> What you need to do: This exercise needs the listing below duplicated exactly.

----

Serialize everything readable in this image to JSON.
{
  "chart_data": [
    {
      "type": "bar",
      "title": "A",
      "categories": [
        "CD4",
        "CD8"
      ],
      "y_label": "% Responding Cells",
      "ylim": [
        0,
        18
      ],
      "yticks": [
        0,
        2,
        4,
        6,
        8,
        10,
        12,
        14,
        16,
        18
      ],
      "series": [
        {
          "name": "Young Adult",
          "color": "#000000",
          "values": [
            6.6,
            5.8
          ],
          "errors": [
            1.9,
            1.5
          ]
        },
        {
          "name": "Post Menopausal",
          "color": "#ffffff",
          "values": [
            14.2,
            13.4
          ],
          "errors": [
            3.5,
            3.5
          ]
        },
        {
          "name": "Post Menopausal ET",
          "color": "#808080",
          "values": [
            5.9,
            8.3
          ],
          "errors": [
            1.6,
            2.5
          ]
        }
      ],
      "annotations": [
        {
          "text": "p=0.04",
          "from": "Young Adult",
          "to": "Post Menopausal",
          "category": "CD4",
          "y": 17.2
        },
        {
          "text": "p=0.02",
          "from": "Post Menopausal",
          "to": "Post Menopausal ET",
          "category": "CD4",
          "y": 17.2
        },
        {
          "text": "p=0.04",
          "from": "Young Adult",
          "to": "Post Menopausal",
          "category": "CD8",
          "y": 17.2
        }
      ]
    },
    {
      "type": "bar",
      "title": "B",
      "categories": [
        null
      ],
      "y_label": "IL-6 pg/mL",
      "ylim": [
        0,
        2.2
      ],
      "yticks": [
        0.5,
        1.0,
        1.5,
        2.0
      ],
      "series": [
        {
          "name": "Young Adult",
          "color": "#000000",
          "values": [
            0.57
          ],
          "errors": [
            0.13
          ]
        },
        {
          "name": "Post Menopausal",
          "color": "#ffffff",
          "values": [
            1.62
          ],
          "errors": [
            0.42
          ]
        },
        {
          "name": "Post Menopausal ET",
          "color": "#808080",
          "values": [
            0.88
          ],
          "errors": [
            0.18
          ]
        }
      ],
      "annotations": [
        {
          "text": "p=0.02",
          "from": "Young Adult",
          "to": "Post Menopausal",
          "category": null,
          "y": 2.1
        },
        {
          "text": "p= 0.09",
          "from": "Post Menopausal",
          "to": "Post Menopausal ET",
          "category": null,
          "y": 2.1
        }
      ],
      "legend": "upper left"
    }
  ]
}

----

> Answer to the problem:
Serialize everything readable in this image to JSON.
{
  "chart_data": [
    {
      "type": "bar",
      "title": "A",
      "categories": [
        "CD4",
        "CD8"
      ],
      "y_label": "% Responding Cells",
      "ylim": [
        0,
        18
      ],
      "yticks": [
        0,
        2,
        4,
        6,
        8,
        10,
        12,
        14,
        16,
        18
      ],
      "series": [
        {
          "name": "Young Adult",
          "color": "#000000",
          "values": [
            6.6,
            5.8
          ],
          "errors": [
            1.9,
            1.5
          ]
        },
        {
          "name": "Post Menopausal",
          "color": "#ffffff",
          "values": [
            14.2,
            13.4
          ],
          "errors": [
            3.5,
            3.5
          ]
        },
        {
          "name": "Post Menopausal ET",
          "color": "#808080",
          "values": [
            5.9,
            8.3
          ],
          "errors": [
            1.6,
            2.5
          ]
        }
      ],
      "annotations": [
        {
          "text": "p=0.04",
          "from": "Young Adult",
          "to": "Post Menopausal",
          "category": "CD4",
          "y": 17.2
        },
        {
          "text": "p=0.02",
          "from": "Post Menopausal",
          "to": "Post Menopausal ET",
          "category": "CD4",
          "y": 17.2
        },
        {
          "text": "p=0.04",
          "from": "Young Adult",
          "to": "Post Menopausal",
          "category": "CD8",
          "y": 17.2
        }
      ]
    },
    {
      "type": "bar",
      "title": "B",
      "categories": [
        null
      ],
      "y_label": "IL-6 pg/mL",
      "ylim": [
        0,
        2.2
      ],
      "yticks": [
        0.5,
        1.0,
        1.5,
        2.0
      ],
      "series": [
        {
          "name": "Young Adult",
          "color": "#000000",
          "values": [
            0.57
          ],
          "errors": [
            0.13
          ]
        },
        {
          "name": "Post Menopausal",
          "color": "#ffffff",
          "values": [
            1.62
          ],
          "errors": [
            0.42
          ]
        },
        {
          "name": "Post Menopausal ET",
          "color": "#808080",
          "values": [
            0.88
          ],
          "errors": [
            0.18
          ]
        }
      ],
      "annotations": [
        {
          "text": "p=0.02",
          "from": "Young Adult",
          "to": "Post Menopausal",
          "category": null,
          "y": 2.1
        },
        {
          "text": "p= 0.09",
          "from": "Post Menopausal",
          "to": "Post Menopausal ET",
          "category": null,
          "y": 2.1
        }
      ],
      "legend": "upper left"
    }
  ]
}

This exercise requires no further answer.